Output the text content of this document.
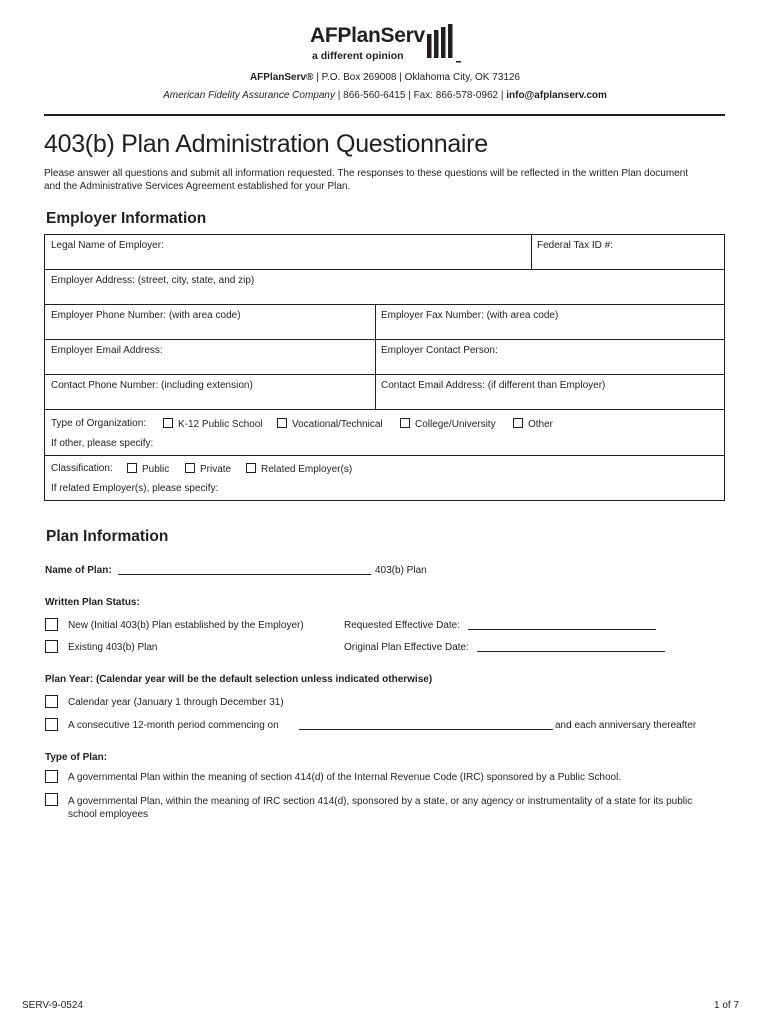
AFPlanServ
a different opinion
AFPlanServ® | P.O. Box 269008 | Oklahoma City, OK 73126
American Fidelity Assurance Company | 866-560-6415 | Fax: 866-578-0962 | info@afplanserv.com
403(b) Plan Administration Questionnaire
Please answer all questions and submit all information requested. The responses to these questions will be reflected in the written Plan document and the Administrative Services Agreement established for your Plan.
Employer Information
Legal Name of Employer:	Federal Tax ID #:
Employer Address: (street, city, state, and zip)
Employer Phone Number: (with area code)	Employer Fax Number: (with area code)
Employer Email Address:	Employer Contact Person:
Contact Phone Number: (including extension)	Contact Email Address: (if different than Employer)
Type of Organization:	K-12 Public School	Vocational/Technical	College/University	Other
If other, please specify:
Classification:	Public	Private	Related Employer(s)
If related Employer(s), please specify:
Plan Information
Name of Plan:	403(b) Plan
Written Plan Status:
New (Initial 403(b) Plan established by the Employer)	Requested Effective Date:
Existing 403(b) Plan	Original Plan Effective Date:
Plan Year: (Calendar year will be the default selection unless indicated otherwise)
Calendar year (January 1 through December 31)
A consecutive 12-month period commencing on	and each anniversary thereafter
Type of Plan:
A governmental Plan within the meaning of section 414(d) of the Internal Revenue Code (IRC) sponsored by a Public School.
A governmental Plan, within the meaning of IRC section 414(d), sponsored by a state, or any agency or instrumentality of a state for its public school employees
SERV-9-0524	1 of 7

- - - - -

◆ What the exercise asks ◆
Copy every line that includes the string "Address" from the material above.

◆ Complete response ◆
Employer Address: (street, city, state, and zip)
Employer Email Address:	Employer Contact Person:
Contact Phone Number: (including extension)	Contact Email Address: (if different than Employer)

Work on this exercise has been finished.